TASK OBJECTIVE => How many of the lines below hold the word "котлет"? Answer only with the number.

>> START MATERIAL PROVIDED

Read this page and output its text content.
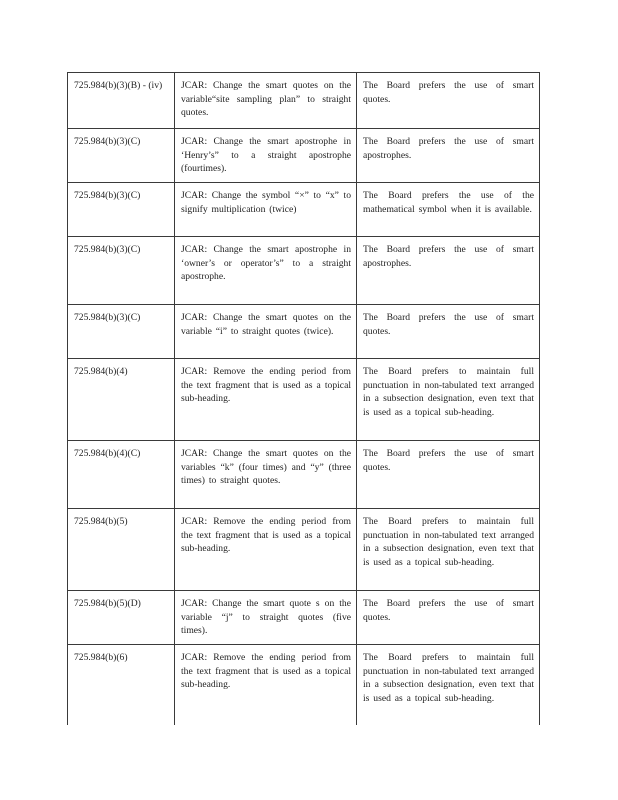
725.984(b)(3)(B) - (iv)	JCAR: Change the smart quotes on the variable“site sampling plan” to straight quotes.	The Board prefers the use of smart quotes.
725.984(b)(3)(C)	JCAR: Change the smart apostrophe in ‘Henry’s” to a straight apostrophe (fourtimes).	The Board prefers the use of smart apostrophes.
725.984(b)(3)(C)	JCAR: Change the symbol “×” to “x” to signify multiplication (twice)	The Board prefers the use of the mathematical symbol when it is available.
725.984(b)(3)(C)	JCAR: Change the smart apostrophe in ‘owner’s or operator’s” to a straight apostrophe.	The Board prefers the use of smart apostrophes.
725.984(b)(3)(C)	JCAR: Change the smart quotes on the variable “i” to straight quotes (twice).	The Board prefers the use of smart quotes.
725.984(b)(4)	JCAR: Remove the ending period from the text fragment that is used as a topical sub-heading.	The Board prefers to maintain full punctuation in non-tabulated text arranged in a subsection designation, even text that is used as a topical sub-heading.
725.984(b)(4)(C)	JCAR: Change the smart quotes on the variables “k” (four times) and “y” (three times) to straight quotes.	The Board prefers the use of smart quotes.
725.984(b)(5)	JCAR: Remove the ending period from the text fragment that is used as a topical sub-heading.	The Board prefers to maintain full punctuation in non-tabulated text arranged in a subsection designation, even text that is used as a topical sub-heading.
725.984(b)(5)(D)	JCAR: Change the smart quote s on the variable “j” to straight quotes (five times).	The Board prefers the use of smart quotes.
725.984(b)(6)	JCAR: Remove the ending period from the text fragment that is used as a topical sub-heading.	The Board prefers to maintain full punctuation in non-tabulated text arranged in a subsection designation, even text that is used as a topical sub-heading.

>> END MATERIAL PROVIDED
>> START MATERIAL PROVIDED

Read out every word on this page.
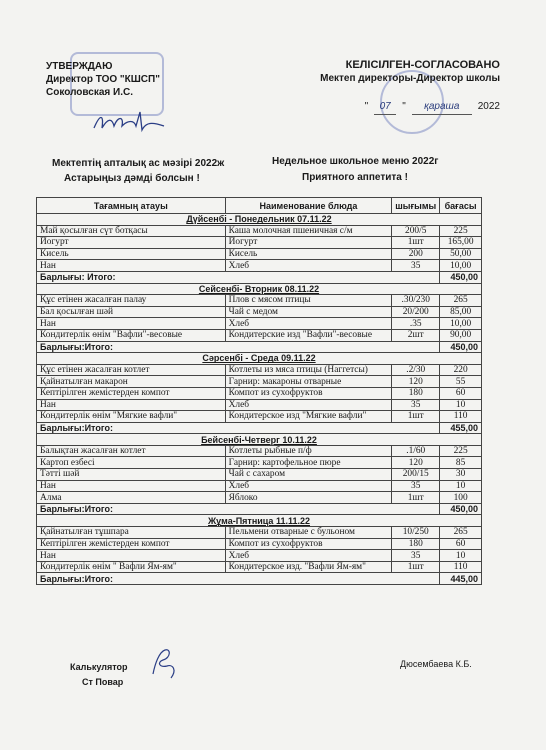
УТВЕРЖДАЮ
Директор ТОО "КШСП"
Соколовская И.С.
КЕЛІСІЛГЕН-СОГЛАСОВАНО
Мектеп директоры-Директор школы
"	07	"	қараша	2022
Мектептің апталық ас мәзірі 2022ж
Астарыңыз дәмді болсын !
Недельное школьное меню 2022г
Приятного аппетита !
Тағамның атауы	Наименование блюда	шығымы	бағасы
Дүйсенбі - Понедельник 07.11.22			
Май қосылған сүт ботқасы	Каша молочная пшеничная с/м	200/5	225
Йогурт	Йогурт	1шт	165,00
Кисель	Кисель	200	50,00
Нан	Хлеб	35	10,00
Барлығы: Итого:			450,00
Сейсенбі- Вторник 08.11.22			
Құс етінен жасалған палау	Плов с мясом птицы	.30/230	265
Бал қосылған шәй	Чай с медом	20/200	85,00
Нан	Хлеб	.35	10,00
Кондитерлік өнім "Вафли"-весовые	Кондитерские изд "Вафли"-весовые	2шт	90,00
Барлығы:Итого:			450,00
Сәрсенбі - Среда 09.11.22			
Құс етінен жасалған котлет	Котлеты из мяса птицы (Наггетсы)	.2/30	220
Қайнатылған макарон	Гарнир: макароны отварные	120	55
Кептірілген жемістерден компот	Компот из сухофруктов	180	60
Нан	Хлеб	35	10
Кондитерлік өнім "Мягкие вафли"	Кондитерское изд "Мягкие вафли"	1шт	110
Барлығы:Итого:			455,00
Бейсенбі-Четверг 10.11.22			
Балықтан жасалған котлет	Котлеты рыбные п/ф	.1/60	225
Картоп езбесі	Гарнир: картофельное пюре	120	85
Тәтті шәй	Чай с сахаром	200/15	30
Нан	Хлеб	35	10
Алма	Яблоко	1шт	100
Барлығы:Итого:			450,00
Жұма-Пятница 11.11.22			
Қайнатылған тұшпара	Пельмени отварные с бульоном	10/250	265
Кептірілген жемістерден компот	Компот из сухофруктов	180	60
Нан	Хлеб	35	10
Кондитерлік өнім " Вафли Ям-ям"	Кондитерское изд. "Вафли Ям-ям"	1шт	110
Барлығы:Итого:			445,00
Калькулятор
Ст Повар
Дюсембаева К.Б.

>> END MATERIAL PROVIDED

FINAL RESULT => 2